AIM: In your copy, include every line of the listing below exactly but none of the pictures.

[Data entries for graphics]
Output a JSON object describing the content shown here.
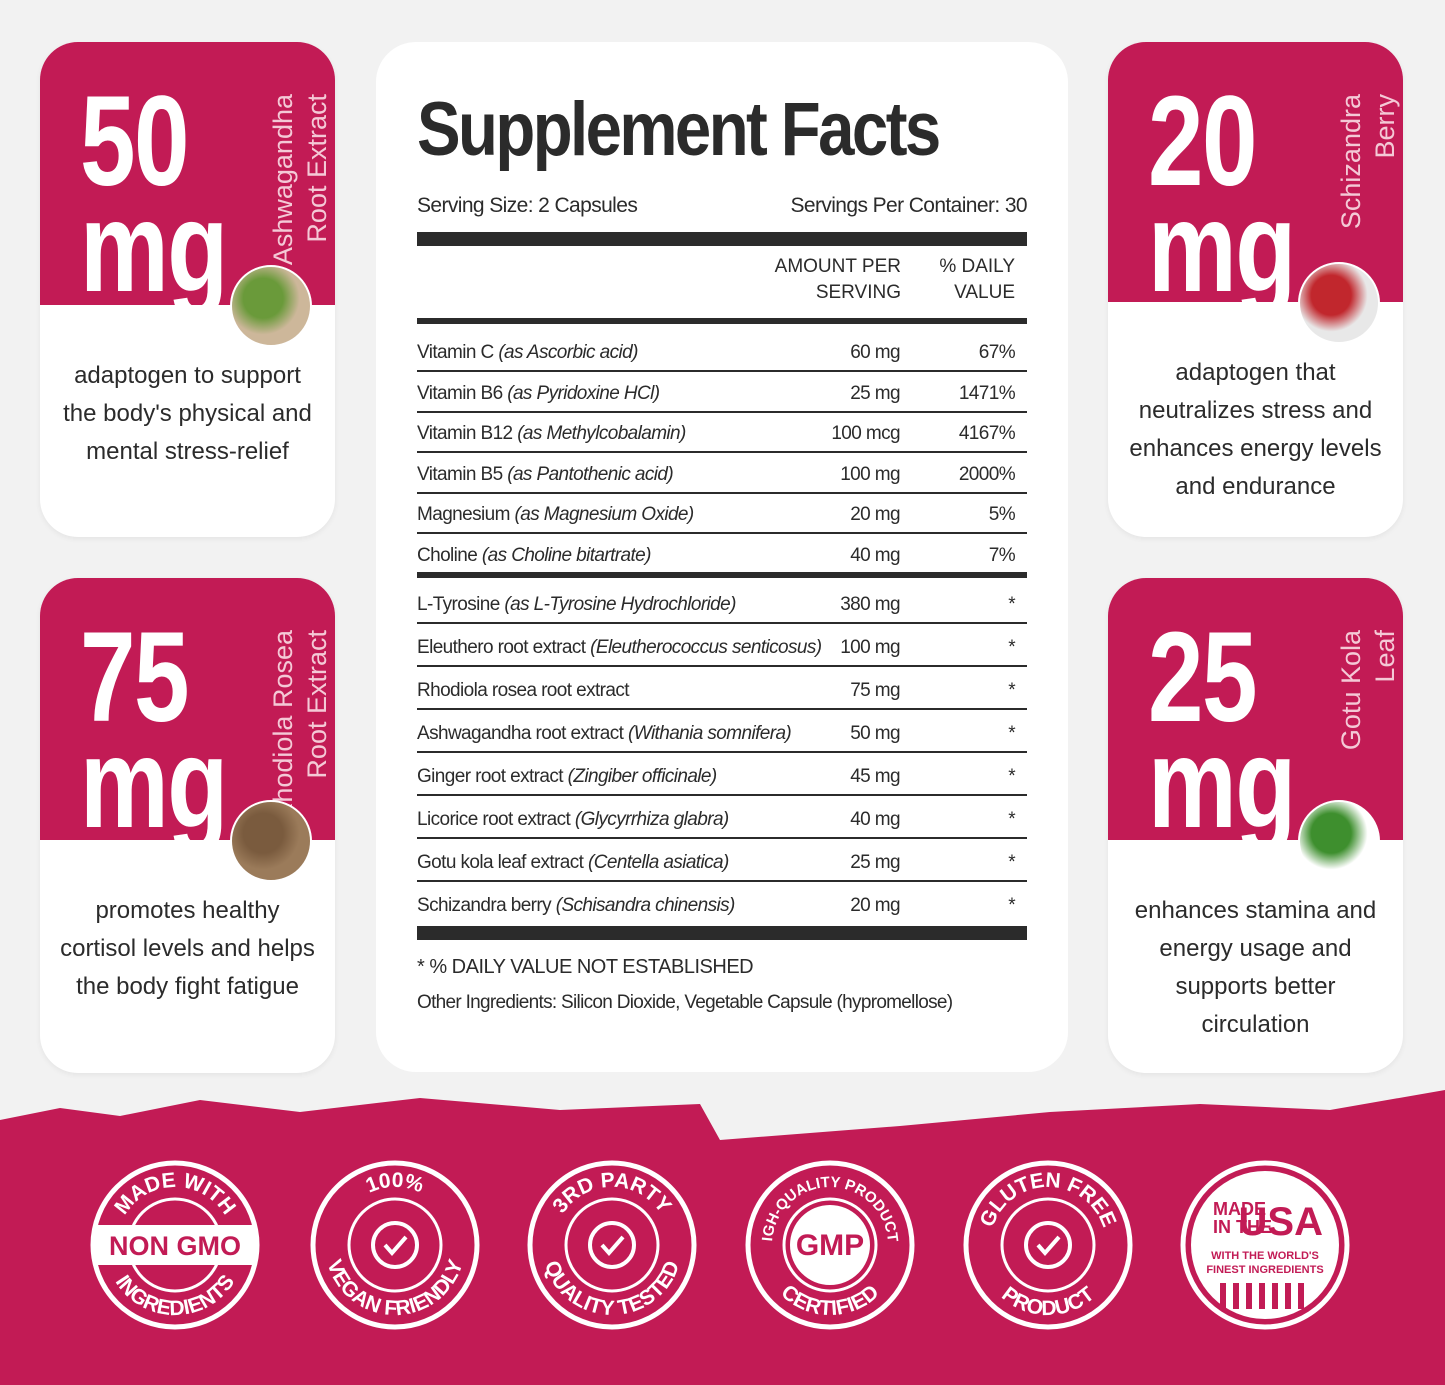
{
  "cards": [
    {
      "amount": "50",
      "unit": "mg",
      "name_lines": [
        "Ashwagandha",
        "Root Extract"
      ],
      "description": "adaptogen to support the body's physical and mental stress-relief"
    },
    {
      "amount": "75",
      "unit": "mg",
      "name_lines": [
        "Rhodiola Rosea",
        "Root Extract"
      ],
      "description": "promotes healthy cortisol levels and helps the body fight fatigue"
    },
    {
      "amount": "20",
      "unit": "mg",
      "name_lines": [
        "Schizandra",
        "Berry"
      ],
      "description": "adaptogen that neutralizes stress and enhances energy levels and endurance"
    },
    {
      "amount": "25",
      "unit": "mg",
      "name_lines": [
        "Gotu Kola",
        "Leaf"
      ],
      "description": "enhances stamina and energy usage and supports better circulation"
    }
  ],
  "facts": {
    "title": "Supplement Facts",
    "serving_size": "Serving Size: 2 Capsules",
    "servings_per_container": "Servings Per Container: 30",
    "headers": [
      [
        "AMOUNT PER",
        "SERVING"
      ],
      [
        "% DAILY",
        "VALUE"
      ]
    ],
    "vitamin_rows": [
      [
        "Vitamin C",
        "(as Ascorbic acid)",
        "60 mg",
        "67%"
      ],
      [
        "Vitamin B6",
        "(as Pyridoxine HCl)",
        "25 mg",
        "1471%"
      ],
      [
        "Vitamin B12",
        "(as Methylcobalamin)",
        "100 mcg",
        "4167%"
      ],
      [
        "Vitamin B5",
        "(as Pantothenic acid)",
        "100 mg",
        "2000%"
      ],
      [
        "Magnesium",
        "(as Magnesium Oxide)",
        "20 mg",
        "5%"
      ],
      [
        "Choline",
        "(as Choline bitartrate)",
        "40 mg",
        "7%"
      ]
    ],
    "other_rows": [
      [
        "L-Tyrosine",
        "(as L-Tyrosine Hydrochloride)",
        "380 mg",
        "*"
      ],
      [
        "Eleuthero root extract",
        "(Eleutherococcus senticosus)",
        "100 mg",
        "*"
      ],
      [
        "Rhodiola rosea root extract",
        "",
        "75 mg",
        "*"
      ],
      [
        "Ashwagandha root extract",
        "(Withania somnifera)",
        "50 mg",
        "*"
      ],
      [
        "Ginger root extract",
        "(Zingiber officinale)",
        "45 mg",
        "*"
      ],
      [
        "Licorice root extract",
        "(Glycyrrhiza glabra)",
        "40 mg",
        "*"
      ],
      [
        "Gotu kola leaf extract",
        "(Centella asiatica)",
        "25 mg",
        "*"
      ],
      [
        "Schizandra berry",
        "(Schisandra chinensis)",
        "20 mg",
        "*"
      ]
    ],
    "footnote": "* % DAILY VALUE NOT ESTABLISHED",
    "other_ingredients": "Other Ingredients: Silicon Dioxide, Vegetable Capsule (hypromellose)"
  },
  "badges": [
    {
      "top": "MADE WITH",
      "center": "NON GMO",
      "bottom": "INGREDIENTS"
    },
    {
      "top": "100%",
      "bottom": "VEGAN FRIENDLY"
    },
    {
      "top": "3RD PARTY",
      "bottom": "QUALITY TESTED"
    },
    {
      "top": "HIGH-QUALITY PRODUCTS",
      "center": "GMP",
      "bottom": "CERTIFIED"
    },
    {
      "top": "GLUTEN FREE",
      "bottom": "PRODUCT"
    },
    {
      "made": "MADE",
      "in_the": "IN THE",
      "usa": "USA",
      "sub1": "WITH THE WORLD'S",
      "sub2": "FINEST INGREDIENTS"
    }
  ]
}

WRITTEN SOLUTION:
Output a JSON object describing the content shown here.
{
  "cards": [
    {
      "amount": "50",
      "unit": "mg",
      "name_lines": [
        "Ashwagandha",
        "Root Extract"
      ],
      "description": "adaptogen to support the body's physical and mental stress-relief"
    },
    {
      "amount": "75",
      "unit": "mg",
      "name_lines": [
        "Rhodiola Rosea",
        "Root Extract"
      ],
      "description": "promotes healthy cortisol levels and helps the body fight fatigue"
    },
    {
      "amount": "20",
      "unit": "mg",
      "name_lines": [
        "Schizandra",
        "Berry"
      ],
      "description": "adaptogen that neutralizes stress and enhances energy levels and endurance"
    },
    {
      "amount": "25",
      "unit": "mg",
      "name_lines": [
        "Gotu Kola",
        "Leaf"
      ],
      "description": "enhances stamina and energy usage and supports better circulation"
    }
  ],
  "facts": {
    "title": "Supplement Facts",
    "serving_size": "Serving Size: 2 Capsules",
    "servings_per_container": "Servings Per Container: 30",
    "headers": [
      [
        "AMOUNT PER",
        "SERVING"
      ],
      [
        "% DAILY",
        "VALUE"
      ]
    ],
    "vitamin_rows": [
      [
        "Vitamin C",
        "(as Ascorbic acid)",
        "60 mg",
        "67%"
      ],
      [
        "Vitamin B6",
        "(as Pyridoxine HCl)",
        "25 mg",
        "1471%"
      ],
      [
        "Vitamin B12",
        "(as Methylcobalamin)",
        "100 mcg",
        "4167%"
      ],
      [
        "Vitamin B5",
        "(as Pantothenic acid)",
        "100 mg",
        "2000%"
      ],
      [
        "Magnesium",
        "(as Magnesium Oxide)",
        "20 mg",
        "5%"
      ],
      [
        "Choline",
        "(as Choline bitartrate)",
        "40 mg",
        "7%"
      ]
    ],
    "other_rows": [
      [
        "L-Tyrosine",
        "(as L-Tyrosine Hydrochloride)",
        "380 mg",
        "*"
      ],
      [
        "Eleuthero root extract",
        "(Eleutherococcus senticosus)",
        "100 mg",
        "*"
      ],
      [
        "Rhodiola rosea root extract",
        "",
        "75 mg",
        "*"
      ],
      [
        "Ashwagandha root extract",
        "(Withania somnifera)",
        "50 mg",
        "*"
      ],
      [
        "Ginger root extract",
        "(Zingiber officinale)",
        "45 mg",
        "*"
      ],
      [
        "Licorice root extract",
        "(Glycyrrhiza glabra)",
        "40 mg",
        "*"
      ],
      [
        "Gotu kola leaf extract",
        "(Centella asiatica)",
        "25 mg",
        "*"
      ],
      [
        "Schizandra berry",
        "(Schisandra chinensis)",
        "20 mg",
        "*"
      ]
    ],
    "footnote": "* % DAILY VALUE NOT ESTABLISHED",
    "other_ingredients": "Other Ingredients: Silicon Dioxide, Vegetable Capsule (hypromellose)"
  },
  "badges": [
    {
      "top": "MADE WITH",
      "center": "NON GMO",
      "bottom": "INGREDIENTS"
    },
    {
      "top": "100%",
      "bottom": "VEGAN FRIENDLY"
    },
    {
      "top": "3RD PARTY",
      "bottom": "QUALITY TESTED"
    },
    {
      "top": "HIGH-QUALITY PRODUCTS",
      "center": "GMP",
      "bottom": "CERTIFIED"
    },
    {
      "top": "GLUTEN FREE",
      "bottom": "PRODUCT"
    },
    {
      "made": "MADE",
      "in_the": "IN THE",
      "usa": "USA",
      "sub1": "WITH THE WORLD'S",
      "sub2": "FINEST INGREDIENTS"
    }
  ]
}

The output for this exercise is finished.